WORK TO DO.
Find each line holding the word "values" and give the number of such lines, nothing else.
------------------------------------------------------------
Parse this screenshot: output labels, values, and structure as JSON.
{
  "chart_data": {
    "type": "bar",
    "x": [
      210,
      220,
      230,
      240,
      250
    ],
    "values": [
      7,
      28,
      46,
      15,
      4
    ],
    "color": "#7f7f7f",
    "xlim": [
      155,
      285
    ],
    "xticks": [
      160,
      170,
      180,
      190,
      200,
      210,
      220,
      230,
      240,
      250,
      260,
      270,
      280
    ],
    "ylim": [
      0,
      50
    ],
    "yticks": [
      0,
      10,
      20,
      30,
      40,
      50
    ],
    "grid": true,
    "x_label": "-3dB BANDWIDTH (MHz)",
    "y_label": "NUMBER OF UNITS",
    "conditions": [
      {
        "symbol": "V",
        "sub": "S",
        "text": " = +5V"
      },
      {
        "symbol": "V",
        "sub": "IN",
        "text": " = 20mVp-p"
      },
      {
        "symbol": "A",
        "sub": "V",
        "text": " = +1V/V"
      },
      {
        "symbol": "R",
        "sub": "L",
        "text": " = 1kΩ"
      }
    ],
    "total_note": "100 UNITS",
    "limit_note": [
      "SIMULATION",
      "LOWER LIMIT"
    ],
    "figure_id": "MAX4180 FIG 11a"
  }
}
------------------------------------------------------------
SOLUTION BELOW.
2